▸ **WHAT TO PRODUCE**
Can you find the lines of the listing that include "check" and copy every one?

[start]

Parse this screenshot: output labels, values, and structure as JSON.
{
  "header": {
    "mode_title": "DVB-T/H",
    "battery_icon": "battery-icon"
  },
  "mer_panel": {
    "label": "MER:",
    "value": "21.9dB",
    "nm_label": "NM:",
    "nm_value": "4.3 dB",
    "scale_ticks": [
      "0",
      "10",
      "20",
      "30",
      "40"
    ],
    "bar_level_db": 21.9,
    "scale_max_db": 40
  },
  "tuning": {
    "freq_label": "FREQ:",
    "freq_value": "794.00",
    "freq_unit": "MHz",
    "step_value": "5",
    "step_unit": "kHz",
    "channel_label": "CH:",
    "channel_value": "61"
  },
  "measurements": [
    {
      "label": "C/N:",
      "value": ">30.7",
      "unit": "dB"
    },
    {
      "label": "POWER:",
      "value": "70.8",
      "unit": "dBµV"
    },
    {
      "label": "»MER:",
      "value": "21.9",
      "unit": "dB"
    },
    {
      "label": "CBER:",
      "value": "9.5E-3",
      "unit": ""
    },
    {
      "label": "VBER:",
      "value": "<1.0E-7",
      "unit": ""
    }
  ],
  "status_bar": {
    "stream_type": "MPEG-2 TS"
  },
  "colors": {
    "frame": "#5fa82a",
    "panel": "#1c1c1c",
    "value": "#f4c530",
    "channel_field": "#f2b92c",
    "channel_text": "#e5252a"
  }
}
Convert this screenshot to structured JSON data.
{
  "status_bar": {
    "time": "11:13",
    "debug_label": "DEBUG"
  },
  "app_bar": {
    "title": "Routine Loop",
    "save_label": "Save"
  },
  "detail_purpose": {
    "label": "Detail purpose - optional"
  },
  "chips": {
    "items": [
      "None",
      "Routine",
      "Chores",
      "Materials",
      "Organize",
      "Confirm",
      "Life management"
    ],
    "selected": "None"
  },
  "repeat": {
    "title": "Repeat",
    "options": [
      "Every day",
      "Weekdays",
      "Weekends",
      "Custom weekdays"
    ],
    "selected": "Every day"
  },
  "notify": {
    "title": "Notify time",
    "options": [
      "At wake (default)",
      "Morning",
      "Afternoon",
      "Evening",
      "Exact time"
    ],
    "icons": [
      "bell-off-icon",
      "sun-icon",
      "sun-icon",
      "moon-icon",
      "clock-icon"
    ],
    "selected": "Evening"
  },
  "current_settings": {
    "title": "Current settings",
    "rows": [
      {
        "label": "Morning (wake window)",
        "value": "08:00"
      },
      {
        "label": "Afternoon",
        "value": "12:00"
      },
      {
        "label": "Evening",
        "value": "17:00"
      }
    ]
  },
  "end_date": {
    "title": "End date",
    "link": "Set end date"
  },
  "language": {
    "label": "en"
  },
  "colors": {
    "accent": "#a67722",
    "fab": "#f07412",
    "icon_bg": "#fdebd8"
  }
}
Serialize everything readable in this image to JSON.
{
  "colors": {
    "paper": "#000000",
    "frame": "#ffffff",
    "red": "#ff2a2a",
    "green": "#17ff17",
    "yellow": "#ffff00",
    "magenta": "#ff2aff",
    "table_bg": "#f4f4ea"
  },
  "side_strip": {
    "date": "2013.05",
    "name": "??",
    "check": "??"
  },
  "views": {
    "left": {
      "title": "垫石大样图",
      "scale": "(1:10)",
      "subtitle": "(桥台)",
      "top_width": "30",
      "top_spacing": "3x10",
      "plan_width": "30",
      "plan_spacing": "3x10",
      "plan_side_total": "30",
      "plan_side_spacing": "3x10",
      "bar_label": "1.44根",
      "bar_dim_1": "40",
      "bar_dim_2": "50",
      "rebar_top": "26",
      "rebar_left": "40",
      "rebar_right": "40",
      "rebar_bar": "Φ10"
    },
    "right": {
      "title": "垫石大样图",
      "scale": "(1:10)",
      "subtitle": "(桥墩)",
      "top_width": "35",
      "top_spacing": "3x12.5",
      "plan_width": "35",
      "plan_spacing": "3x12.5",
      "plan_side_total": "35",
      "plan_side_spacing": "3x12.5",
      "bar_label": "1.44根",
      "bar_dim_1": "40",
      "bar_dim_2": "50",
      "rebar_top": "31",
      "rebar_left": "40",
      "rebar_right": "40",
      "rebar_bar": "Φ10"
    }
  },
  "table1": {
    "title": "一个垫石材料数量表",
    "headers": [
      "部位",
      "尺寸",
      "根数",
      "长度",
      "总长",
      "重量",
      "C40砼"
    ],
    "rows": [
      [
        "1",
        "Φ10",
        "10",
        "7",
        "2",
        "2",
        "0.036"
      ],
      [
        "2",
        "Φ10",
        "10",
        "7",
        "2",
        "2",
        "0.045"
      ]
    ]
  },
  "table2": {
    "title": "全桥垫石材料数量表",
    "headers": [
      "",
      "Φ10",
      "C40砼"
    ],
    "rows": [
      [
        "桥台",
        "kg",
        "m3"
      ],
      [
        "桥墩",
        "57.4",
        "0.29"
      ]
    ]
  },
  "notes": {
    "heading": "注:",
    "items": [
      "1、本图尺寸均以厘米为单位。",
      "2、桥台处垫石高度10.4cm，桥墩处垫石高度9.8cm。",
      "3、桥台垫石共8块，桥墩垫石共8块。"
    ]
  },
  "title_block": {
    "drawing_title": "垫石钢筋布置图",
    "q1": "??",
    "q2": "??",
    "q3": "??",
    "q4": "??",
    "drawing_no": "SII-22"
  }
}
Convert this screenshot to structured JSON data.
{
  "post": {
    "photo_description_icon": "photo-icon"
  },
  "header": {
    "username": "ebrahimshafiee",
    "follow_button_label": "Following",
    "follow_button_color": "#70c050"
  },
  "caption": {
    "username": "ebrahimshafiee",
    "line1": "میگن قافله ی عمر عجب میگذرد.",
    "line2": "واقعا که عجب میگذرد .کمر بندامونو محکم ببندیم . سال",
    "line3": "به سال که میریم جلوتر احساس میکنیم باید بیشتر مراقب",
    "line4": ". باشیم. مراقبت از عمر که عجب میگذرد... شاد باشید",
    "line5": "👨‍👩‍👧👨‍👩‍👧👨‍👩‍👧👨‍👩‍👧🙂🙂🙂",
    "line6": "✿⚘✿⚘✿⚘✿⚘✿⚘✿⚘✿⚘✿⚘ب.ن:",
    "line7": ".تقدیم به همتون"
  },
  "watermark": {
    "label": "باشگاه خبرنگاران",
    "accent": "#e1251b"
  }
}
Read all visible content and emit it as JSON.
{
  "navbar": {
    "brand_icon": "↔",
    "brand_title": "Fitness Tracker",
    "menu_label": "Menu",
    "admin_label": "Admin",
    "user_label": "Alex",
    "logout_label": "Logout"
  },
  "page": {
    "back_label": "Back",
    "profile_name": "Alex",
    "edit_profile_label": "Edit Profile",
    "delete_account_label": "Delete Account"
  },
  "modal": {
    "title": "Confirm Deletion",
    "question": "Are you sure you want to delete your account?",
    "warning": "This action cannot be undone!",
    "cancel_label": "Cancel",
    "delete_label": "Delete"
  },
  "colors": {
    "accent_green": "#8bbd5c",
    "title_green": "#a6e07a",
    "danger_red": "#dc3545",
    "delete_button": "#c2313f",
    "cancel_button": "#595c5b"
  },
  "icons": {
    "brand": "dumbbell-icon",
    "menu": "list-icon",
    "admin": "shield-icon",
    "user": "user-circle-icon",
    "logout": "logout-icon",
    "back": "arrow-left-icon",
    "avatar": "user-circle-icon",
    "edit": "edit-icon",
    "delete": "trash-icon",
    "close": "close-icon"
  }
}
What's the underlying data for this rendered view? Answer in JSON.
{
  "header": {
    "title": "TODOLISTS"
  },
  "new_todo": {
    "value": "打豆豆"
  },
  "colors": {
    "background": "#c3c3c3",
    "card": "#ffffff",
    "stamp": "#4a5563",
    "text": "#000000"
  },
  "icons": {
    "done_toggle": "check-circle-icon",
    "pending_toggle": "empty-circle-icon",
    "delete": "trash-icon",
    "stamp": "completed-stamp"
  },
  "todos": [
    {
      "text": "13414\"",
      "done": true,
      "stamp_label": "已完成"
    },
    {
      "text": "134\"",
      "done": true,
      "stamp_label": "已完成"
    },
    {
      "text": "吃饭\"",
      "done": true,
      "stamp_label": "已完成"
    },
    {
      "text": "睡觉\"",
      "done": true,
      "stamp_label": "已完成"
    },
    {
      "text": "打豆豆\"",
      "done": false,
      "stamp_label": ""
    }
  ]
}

[end]

▸ **TASK RESPONSE**
    "check": "??"
    "done_toggle": "check-circle-icon",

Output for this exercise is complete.